== Set problem ==
Would you write out the listing verbatim and skip every picture in it?

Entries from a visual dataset

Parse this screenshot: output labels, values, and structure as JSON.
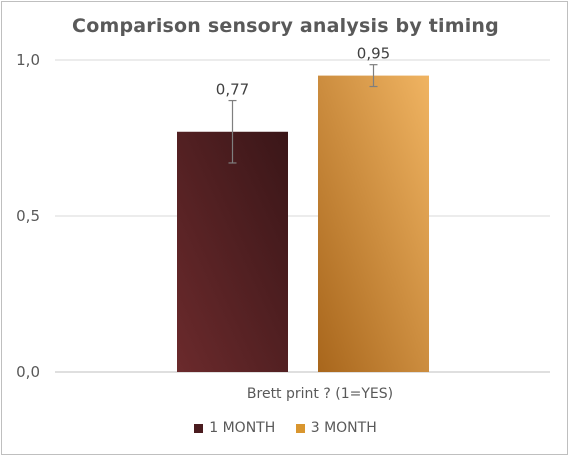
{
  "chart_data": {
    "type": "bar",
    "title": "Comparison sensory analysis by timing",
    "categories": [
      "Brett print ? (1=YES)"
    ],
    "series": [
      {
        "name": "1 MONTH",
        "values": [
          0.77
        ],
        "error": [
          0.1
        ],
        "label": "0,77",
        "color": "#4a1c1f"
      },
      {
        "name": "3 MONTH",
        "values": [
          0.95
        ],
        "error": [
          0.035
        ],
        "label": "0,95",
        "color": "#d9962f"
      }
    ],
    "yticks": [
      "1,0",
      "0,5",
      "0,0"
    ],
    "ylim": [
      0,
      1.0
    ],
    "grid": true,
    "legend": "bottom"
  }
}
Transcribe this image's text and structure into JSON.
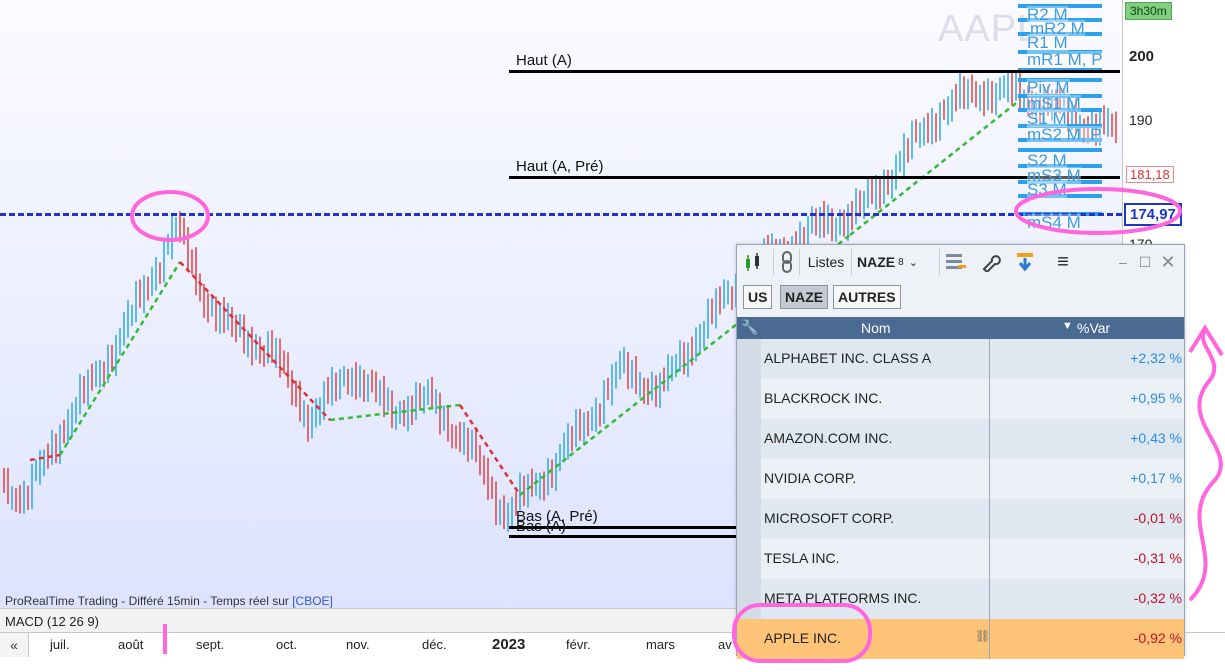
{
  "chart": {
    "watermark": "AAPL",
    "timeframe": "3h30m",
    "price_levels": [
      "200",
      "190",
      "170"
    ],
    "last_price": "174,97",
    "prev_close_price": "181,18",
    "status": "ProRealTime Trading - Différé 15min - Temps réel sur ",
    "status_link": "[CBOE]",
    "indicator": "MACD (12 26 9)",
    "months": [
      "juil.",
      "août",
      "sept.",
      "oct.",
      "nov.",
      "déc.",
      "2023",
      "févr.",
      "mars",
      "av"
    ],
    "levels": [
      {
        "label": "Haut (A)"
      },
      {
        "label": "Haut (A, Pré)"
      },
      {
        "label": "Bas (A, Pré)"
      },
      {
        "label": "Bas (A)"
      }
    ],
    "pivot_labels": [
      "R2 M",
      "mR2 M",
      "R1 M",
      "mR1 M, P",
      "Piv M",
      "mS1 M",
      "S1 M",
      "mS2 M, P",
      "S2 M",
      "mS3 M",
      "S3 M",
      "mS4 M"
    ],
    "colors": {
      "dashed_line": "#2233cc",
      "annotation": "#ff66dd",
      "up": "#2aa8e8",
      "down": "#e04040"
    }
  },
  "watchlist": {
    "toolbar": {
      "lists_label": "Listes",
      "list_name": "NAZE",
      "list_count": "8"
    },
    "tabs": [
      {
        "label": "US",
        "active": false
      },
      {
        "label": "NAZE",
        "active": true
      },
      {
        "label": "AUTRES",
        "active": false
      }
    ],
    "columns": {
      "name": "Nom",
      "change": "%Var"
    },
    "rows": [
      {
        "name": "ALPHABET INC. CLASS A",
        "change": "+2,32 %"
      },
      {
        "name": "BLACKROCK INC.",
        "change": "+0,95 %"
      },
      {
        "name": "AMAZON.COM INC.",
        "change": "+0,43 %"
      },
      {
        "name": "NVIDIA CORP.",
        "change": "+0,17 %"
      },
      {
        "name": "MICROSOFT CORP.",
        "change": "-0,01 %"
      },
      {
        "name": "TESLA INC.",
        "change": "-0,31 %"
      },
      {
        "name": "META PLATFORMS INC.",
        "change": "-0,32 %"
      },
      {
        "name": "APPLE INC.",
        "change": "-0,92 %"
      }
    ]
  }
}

== Response to the exercise ==
Parse this screenshot: output labels, values, and structure as JSON.
{
  "chart_data": {
    "type": "bar",
    "title": "Comparison sensory analysis by timing",
    "categories": [
      "Brett print ? (1=YES)"
    ],
    "series": [
      {
        "name": "1 MONTH",
        "values": [
          0.77
        ],
        "error": [
          0.1
        ],
        "label": "0,77",
        "color": "#4a1c1f"
      },
      {
        "name": "3 MONTH",
        "values": [
          0.95
        ],
        "error": [
          0.035
        ],
        "label": "0,95",
        "color": "#d9962f"
      }
    ],
    "yticks": [
      "1,0",
      "0,5",
      "0,0"
    ],
    "ylim": [
      0,
      1.0
    ],
    "grid": true,
    "legend": "bottom"
  }
}
Transcribe this image's text and structure into JSON.
{
  "chart": {
    "watermark": "AAPL",
    "timeframe": "3h30m",
    "price_levels": [
      "200",
      "190",
      "170"
    ],
    "last_price": "174,97",
    "prev_close_price": "181,18",
    "status": "ProRealTime Trading - Différé 15min - Temps réel sur ",
    "status_link": "[CBOE]",
    "indicator": "MACD (12 26 9)",
    "months": [
      "juil.",
      "août",
      "sept.",
      "oct.",
      "nov.",
      "déc.",
      "2023",
      "févr.",
      "mars",
      "av"
    ],
    "levels": [
      {
        "label": "Haut (A)"
      },
      {
        "label": "Haut (A, Pré)"
      },
      {
        "label": "Bas (A, Pré)"
      },
      {
        "label": "Bas (A)"
      }
    ],
    "pivot_labels": [
      "R2 M",
      "mR2 M",
      "R1 M",
      "mR1 M, P",
      "Piv M",
      "mS1 M",
      "S1 M",
      "mS2 M, P",
      "S2 M",
      "mS3 M",
      "S3 M",
      "mS4 M"
    ],
    "colors": {
      "dashed_line": "#2233cc",
      "annotation": "#ff66dd",
      "up": "#2aa8e8",
      "down": "#e04040"
    }
  },
  "watchlist": {
    "toolbar": {
      "lists_label": "Listes",
      "list_name": "NAZE",
      "list_count": "8"
    },
    "tabs": [
      {
        "label": "US",
        "active": false
      },
      {
        "label": "NAZE",
        "active": true
      },
      {
        "label": "AUTRES",
        "active": false
      }
    ],
    "columns": {
      "name": "Nom",
      "change": "%Var"
    },
    "rows": [
      {
        "name": "ALPHABET INC. CLASS A",
        "change": "+2,32 %"
      },
      {
        "name": "BLACKROCK INC.",
        "change": "+0,95 %"
      },
      {
        "name": "AMAZON.COM INC.",
        "change": "+0,43 %"
      },
      {
        "name": "NVIDIA CORP.",
        "change": "+0,17 %"
      },
      {
        "name": "MICROSOFT CORP.",
        "change": "-0,01 %"
      },
      {
        "name": "TESLA INC.",
        "change": "-0,31 %"
      },
      {
        "name": "META PLATFORMS INC.",
        "change": "-0,32 %"
      },
      {
        "name": "APPLE INC.",
        "change": "-0,92 %"
      }
    ]
  }
}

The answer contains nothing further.